YOUR TASK. All records are to be retyped faithfully and completely.

-- Begin INFORMATION GIVEN --

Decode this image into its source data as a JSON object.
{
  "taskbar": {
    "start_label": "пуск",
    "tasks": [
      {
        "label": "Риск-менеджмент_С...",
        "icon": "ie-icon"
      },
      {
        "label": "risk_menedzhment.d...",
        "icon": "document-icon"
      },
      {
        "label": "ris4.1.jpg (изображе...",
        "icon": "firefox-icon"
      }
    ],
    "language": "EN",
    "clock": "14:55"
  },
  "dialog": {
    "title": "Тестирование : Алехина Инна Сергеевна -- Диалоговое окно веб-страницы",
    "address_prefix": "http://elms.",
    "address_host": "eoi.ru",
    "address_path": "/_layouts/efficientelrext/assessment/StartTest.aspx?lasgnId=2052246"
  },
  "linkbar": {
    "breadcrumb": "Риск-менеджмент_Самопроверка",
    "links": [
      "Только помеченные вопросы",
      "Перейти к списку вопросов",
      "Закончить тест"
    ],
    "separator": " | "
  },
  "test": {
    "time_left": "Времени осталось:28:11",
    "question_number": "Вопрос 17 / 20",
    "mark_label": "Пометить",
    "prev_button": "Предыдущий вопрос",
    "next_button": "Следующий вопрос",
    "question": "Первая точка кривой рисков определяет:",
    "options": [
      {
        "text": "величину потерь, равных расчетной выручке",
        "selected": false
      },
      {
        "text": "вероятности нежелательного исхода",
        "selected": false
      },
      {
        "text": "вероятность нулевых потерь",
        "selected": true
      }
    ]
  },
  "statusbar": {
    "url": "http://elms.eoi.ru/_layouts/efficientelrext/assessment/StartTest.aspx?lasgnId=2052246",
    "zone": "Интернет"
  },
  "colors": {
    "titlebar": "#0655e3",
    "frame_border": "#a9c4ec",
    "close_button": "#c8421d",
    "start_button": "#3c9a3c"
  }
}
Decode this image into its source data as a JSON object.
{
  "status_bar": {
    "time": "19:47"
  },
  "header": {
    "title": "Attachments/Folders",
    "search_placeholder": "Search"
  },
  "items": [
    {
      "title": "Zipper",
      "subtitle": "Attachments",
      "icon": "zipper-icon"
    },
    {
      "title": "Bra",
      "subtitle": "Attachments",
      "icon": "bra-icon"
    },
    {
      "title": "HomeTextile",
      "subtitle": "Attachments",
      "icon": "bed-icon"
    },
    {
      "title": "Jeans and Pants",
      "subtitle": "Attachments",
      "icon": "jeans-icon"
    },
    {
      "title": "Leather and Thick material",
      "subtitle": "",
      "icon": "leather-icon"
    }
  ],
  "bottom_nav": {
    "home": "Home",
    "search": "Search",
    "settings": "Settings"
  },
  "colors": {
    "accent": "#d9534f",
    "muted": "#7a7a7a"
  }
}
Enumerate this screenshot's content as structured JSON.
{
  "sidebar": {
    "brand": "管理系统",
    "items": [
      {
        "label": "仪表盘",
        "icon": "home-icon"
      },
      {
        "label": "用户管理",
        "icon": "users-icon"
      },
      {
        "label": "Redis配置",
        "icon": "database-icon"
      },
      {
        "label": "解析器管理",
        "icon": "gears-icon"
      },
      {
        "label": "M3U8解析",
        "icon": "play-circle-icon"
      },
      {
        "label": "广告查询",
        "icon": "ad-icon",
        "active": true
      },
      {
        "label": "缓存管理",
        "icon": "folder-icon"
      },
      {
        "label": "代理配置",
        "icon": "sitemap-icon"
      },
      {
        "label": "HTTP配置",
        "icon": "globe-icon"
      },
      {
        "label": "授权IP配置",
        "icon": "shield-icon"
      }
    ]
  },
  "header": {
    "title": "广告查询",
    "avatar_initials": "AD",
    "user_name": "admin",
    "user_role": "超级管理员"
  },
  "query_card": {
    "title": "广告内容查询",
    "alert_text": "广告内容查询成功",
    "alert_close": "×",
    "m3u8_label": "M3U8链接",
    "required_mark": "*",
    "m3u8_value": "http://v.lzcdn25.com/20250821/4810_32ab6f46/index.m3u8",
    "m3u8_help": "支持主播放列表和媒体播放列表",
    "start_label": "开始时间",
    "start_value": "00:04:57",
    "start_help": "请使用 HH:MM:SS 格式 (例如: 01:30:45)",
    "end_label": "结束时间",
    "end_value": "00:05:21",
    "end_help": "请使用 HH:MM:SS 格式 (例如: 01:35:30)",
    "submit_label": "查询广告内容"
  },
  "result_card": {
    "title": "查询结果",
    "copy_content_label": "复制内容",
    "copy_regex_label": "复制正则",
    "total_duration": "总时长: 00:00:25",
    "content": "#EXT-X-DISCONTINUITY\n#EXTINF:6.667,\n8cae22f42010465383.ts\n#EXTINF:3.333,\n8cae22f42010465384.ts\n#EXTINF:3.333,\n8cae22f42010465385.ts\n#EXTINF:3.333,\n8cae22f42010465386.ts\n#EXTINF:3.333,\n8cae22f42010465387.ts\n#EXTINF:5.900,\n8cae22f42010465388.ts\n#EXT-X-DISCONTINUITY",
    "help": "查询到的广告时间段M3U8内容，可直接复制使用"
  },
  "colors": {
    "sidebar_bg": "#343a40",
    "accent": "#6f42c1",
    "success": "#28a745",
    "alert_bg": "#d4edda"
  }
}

-- End INFORMATION GIVEN --

WRITTEN RESPONSE.
Decode this image into its source data as a JSON object.
{
  "taskbar": {
    "start_label": "пуск",
    "tasks": [
      {
        "label": "Риск-менеджмент_С...",
        "icon": "ie-icon"
      },
      {
        "label": "risk_menedzhment.d...",
        "icon": "document-icon"
      },
      {
        "label": "ris4.1.jpg (изображе...",
        "icon": "firefox-icon"
      }
    ],
    "language": "EN",
    "clock": "14:55"
  },
  "dialog": {
    "title": "Тестирование : Алехина Инна Сергеевна -- Диалоговое окно веб-страницы",
    "address_prefix": "http://elms.",
    "address_host": "eoi.ru",
    "address_path": "/_layouts/efficientelrext/assessment/StartTest.aspx?lasgnId=2052246"
  },
  "linkbar": {
    "breadcrumb": "Риск-менеджмент_Самопроверка",
    "links": [
      "Только помеченные вопросы",
      "Перейти к списку вопросов",
      "Закончить тест"
    ],
    "separator": " | "
  },
  "test": {
    "time_left": "Времени осталось:28:11",
    "question_number": "Вопрос 17 / 20",
    "mark_label": "Пометить",
    "prev_button": "Предыдущий вопрос",
    "next_button": "Следующий вопрос",
    "question": "Первая точка кривой рисков определяет:",
    "options": [
      {
        "text": "величину потерь, равных расчетной выручке",
        "selected": false
      },
      {
        "text": "вероятности нежелательного исхода",
        "selected": false
      },
      {
        "text": "вероятность нулевых потерь",
        "selected": true
      }
    ]
  },
  "statusbar": {
    "url": "http://elms.eoi.ru/_layouts/efficientelrext/assessment/StartTest.aspx?lasgnId=2052246",
    "zone": "Интернет"
  },
  "colors": {
    "titlebar": "#0655e3",
    "frame_border": "#a9c4ec",
    "close_button": "#c8421d",
    "start_button": "#3c9a3c"
  }
}
Decode this image into its source data as a JSON object.
{
  "status_bar": {
    "time": "19:47"
  },
  "header": {
    "title": "Attachments/Folders",
    "search_placeholder": "Search"
  },
  "items": [
    {
      "title": "Zipper",
      "subtitle": "Attachments",
      "icon": "zipper-icon"
    },
    {
      "title": "Bra",
      "subtitle": "Attachments",
      "icon": "bra-icon"
    },
    {
      "title": "HomeTextile",
      "subtitle": "Attachments",
      "icon": "bed-icon"
    },
    {
      "title": "Jeans and Pants",
      "subtitle": "Attachments",
      "icon": "jeans-icon"
    },
    {
      "title": "Leather and Thick material",
      "subtitle": "",
      "icon": "leather-icon"
    }
  ],
  "bottom_nav": {
    "home": "Home",
    "search": "Search",
    "settings": "Settings"
  },
  "colors": {
    "accent": "#d9534f",
    "muted": "#7a7a7a"
  }
}
Enumerate this screenshot's content as structured JSON.
{
  "sidebar": {
    "brand": "管理系统",
    "items": [
      {
        "label": "仪表盘",
        "icon": "home-icon"
      },
      {
        "label": "用户管理",
        "icon": "users-icon"
      },
      {
        "label": "Redis配置",
        "icon": "database-icon"
      },
      {
        "label": "解析器管理",
        "icon": "gears-icon"
      },
      {
        "label": "M3U8解析",
        "icon": "play-circle-icon"
      },
      {
        "label": "广告查询",
        "icon": "ad-icon",
        "active": true
      },
      {
        "label": "缓存管理",
        "icon": "folder-icon"
      },
      {
        "label": "代理配置",
        "icon": "sitemap-icon"
      },
      {
        "label": "HTTP配置",
        "icon": "globe-icon"
      },
      {
        "label": "授权IP配置",
        "icon": "shield-icon"
      }
    ]
  },
  "header": {
    "title": "广告查询",
    "avatar_initials": "AD",
    "user_name": "admin",
    "user_role": "超级管理员"
  },
  "query_card": {
    "title": "广告内容查询",
    "alert_text": "广告内容查询成功",
    "alert_close": "×",
    "m3u8_label": "M3U8链接",
    "required_mark": "*",
    "m3u8_value": "http://v.lzcdn25.com/20250821/4810_32ab6f46/index.m3u8",
    "m3u8_help": "支持主播放列表和媒体播放列表",
    "start_label": "开始时间",
    "start_value": "00:04:57",
    "start_help": "请使用 HH:MM:SS 格式 (例如: 01:30:45)",
    "end_label": "结束时间",
    "end_value": "00:05:21",
    "end_help": "请使用 HH:MM:SS 格式 (例如: 01:35:30)",
    "submit_label": "查询广告内容"
  },
  "result_card": {
    "title": "查询结果",
    "copy_content_label": "复制内容",
    "copy_regex_label": "复制正则",
    "total_duration": "总时长: 00:00:25",
    "content": "#EXT-X-DISCONTINUITY\n#EXTINF:6.667,\n8cae22f42010465383.ts\n#EXTINF:3.333,\n8cae22f42010465384.ts\n#EXTINF:3.333,\n8cae22f42010465385.ts\n#EXTINF:3.333,\n8cae22f42010465386.ts\n#EXTINF:3.333,\n8cae22f42010465387.ts\n#EXTINF:5.900,\n8cae22f42010465388.ts\n#EXT-X-DISCONTINUITY",
    "help": "查询到的广告时间段M3U8内容，可直接复制使用"
  },
  "colors": {
    "sidebar_bg": "#343a40",
    "accent": "#6f42c1",
    "success": "#28a745",
    "alert_bg": "#d4edda"
  }
}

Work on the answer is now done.